Goal of the exercise: Pick out every line that holds the string "data" and copy it.

==============================

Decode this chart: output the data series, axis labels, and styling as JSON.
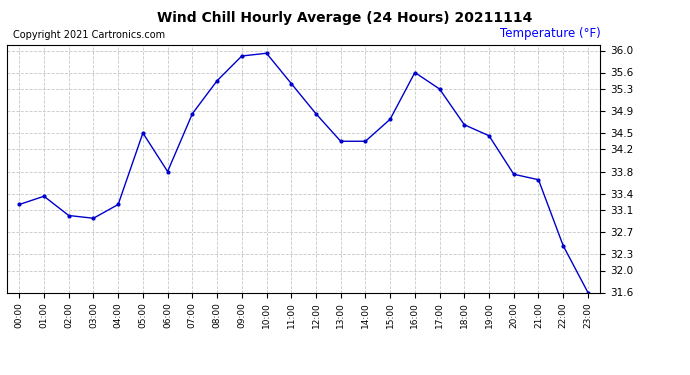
{
  "title": "Wind Chill Hourly Average (24 Hours) 20211114",
  "ylabel": "Temperature (°F)",
  "copyright": "Copyright 2021 Cartronics.com",
  "line_color": "#0000cc",
  "background_color": "#ffffff",
  "grid_color": "#c8c8c8",
  "hours": [
    0,
    1,
    2,
    3,
    4,
    5,
    6,
    7,
    8,
    9,
    10,
    11,
    12,
    13,
    14,
    15,
    16,
    17,
    18,
    19,
    20,
    21,
    22,
    23
  ],
  "values": [
    33.2,
    33.35,
    33.0,
    32.95,
    33.2,
    34.5,
    33.8,
    34.85,
    35.45,
    35.9,
    35.95,
    35.4,
    34.85,
    34.35,
    34.35,
    34.75,
    35.6,
    35.3,
    34.65,
    34.45,
    33.75,
    33.65,
    32.45,
    31.6
  ],
  "xlim": [
    -0.5,
    23.5
  ],
  "ylim": [
    31.6,
    36.1
  ],
  "yticks": [
    31.6,
    32.0,
    32.3,
    32.7,
    33.1,
    33.4,
    33.8,
    34.2,
    34.5,
    34.9,
    35.3,
    35.6,
    36.0
  ],
  "xtick_labels": [
    "00:00",
    "01:00",
    "02:00",
    "03:00",
    "04:00",
    "05:00",
    "06:00",
    "07:00",
    "08:00",
    "09:00",
    "10:00",
    "11:00",
    "12:00",
    "13:00",
    "14:00",
    "15:00",
    "16:00",
    "17:00",
    "18:00",
    "19:00",
    "20:00",
    "21:00",
    "22:00",
    "23:00"
  ]
}
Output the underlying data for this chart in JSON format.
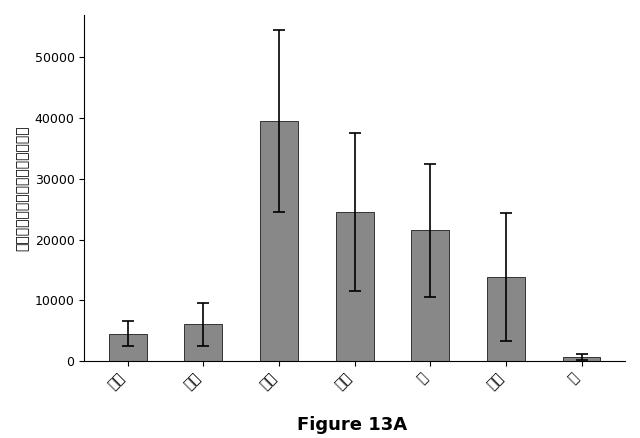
{
  "categories": [
    "血浆",
    "腫瑾",
    "肝臓",
    "腎臓",
    "肺",
    "心臓",
    "脳"
  ],
  "values": [
    4500,
    6000,
    39500,
    24500,
    21500,
    13800,
    700
  ],
  "errors": [
    2000,
    3500,
    15000,
    13000,
    11000,
    10500,
    500
  ],
  "bar_color": "#888888",
  "bar_edgecolor": "#333333",
  "ylabel": "組織１グラム当たりのナノグラム",
  "title": "Figure 13A",
  "ylim": [
    0,
    57000
  ],
  "yticks": [
    0,
    10000,
    20000,
    30000,
    40000,
    50000
  ],
  "background_color": "#ffffff",
  "title_fontsize": 13,
  "ylabel_fontsize": 10,
  "tick_fontsize": 9,
  "xtick_fontsize": 10
}
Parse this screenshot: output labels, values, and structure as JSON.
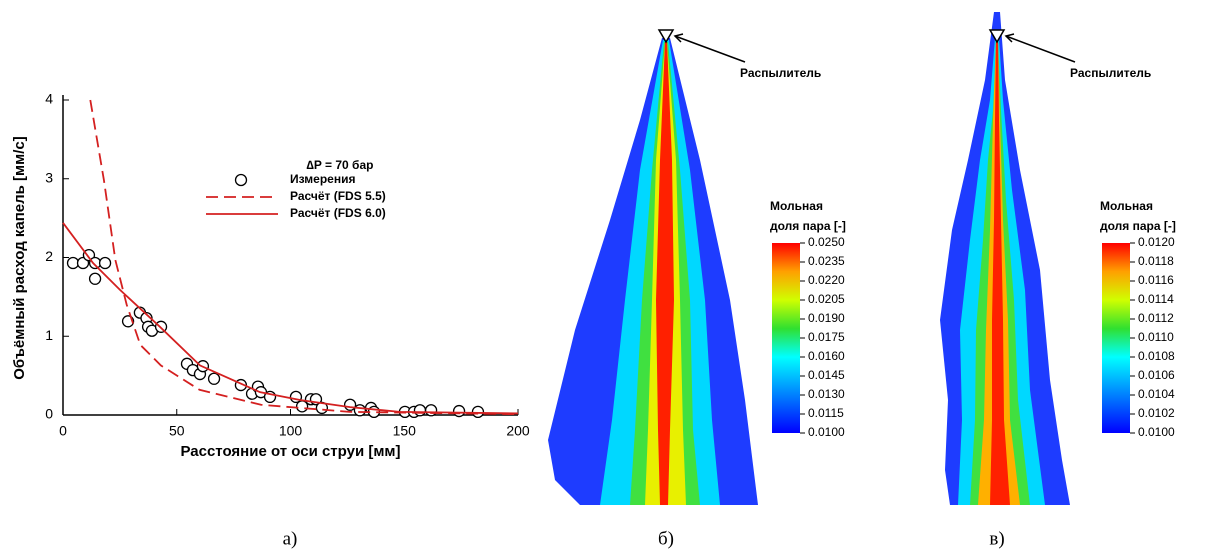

==============================

Exercise result:
Decode this chart: output the data series, axis labels, and styling as JSON.
Output the underlying data for this chart in JSON format.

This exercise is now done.